__PROBLEM TO SOLVE__
State how many lines of the entries hold the string "name". Reply with the number alone.

__RECORDS__
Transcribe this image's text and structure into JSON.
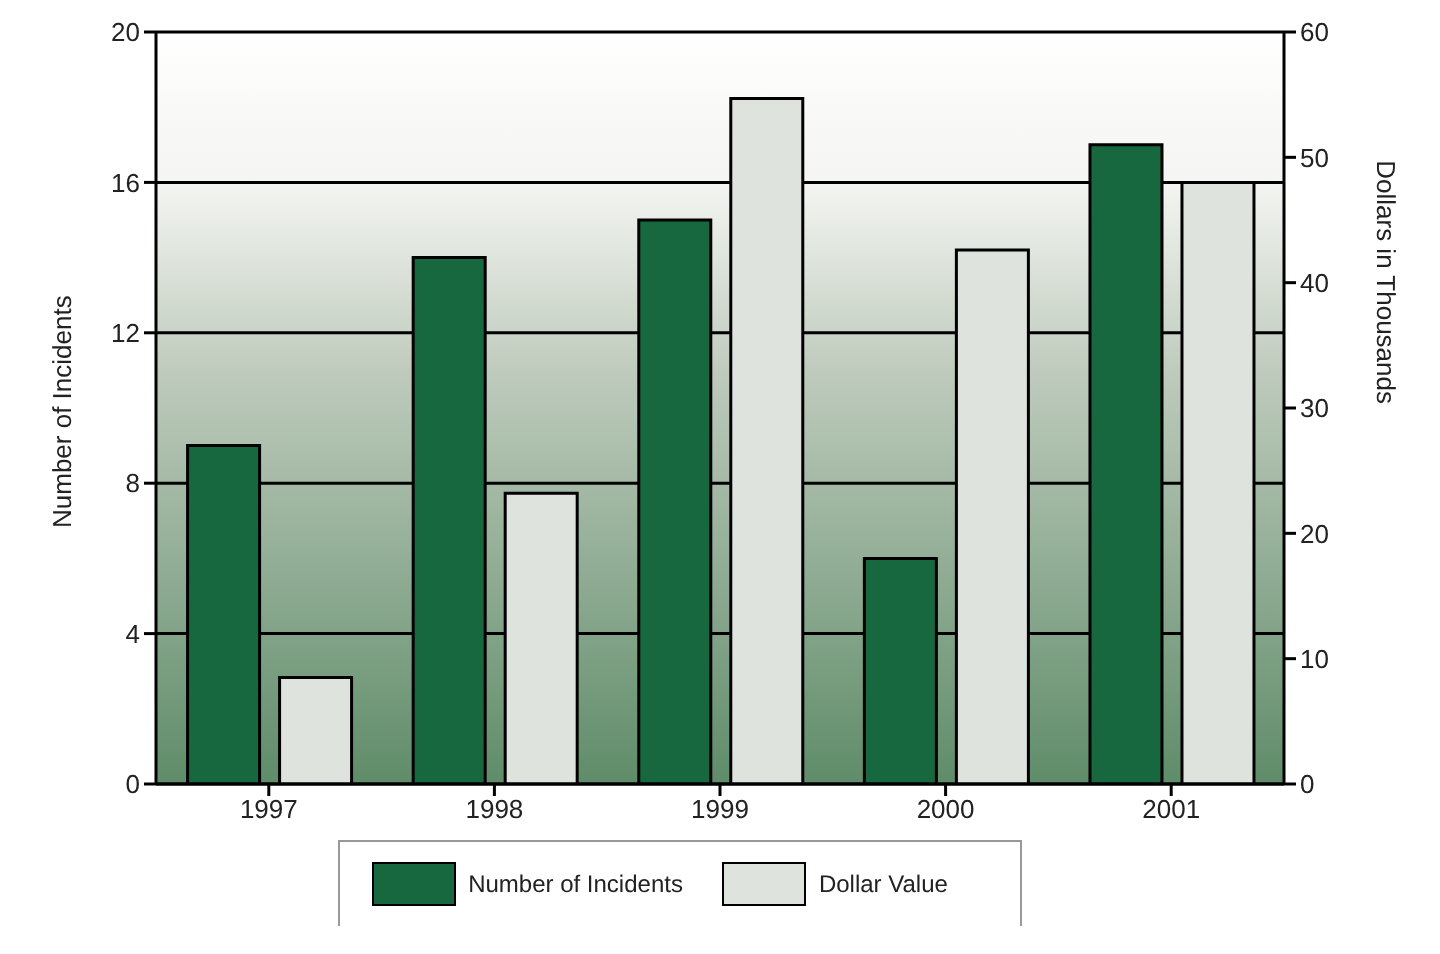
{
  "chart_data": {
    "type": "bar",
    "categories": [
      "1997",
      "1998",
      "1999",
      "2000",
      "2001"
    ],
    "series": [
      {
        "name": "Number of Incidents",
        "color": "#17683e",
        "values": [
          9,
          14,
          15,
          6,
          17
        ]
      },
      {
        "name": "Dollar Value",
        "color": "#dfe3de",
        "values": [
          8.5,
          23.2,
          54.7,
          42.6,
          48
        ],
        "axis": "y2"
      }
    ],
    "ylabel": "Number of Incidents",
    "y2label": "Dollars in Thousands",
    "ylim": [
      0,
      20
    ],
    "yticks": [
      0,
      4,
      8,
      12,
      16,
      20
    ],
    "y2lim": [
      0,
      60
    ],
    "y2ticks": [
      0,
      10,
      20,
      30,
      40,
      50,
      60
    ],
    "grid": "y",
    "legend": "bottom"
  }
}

__FINISHED TASK__
2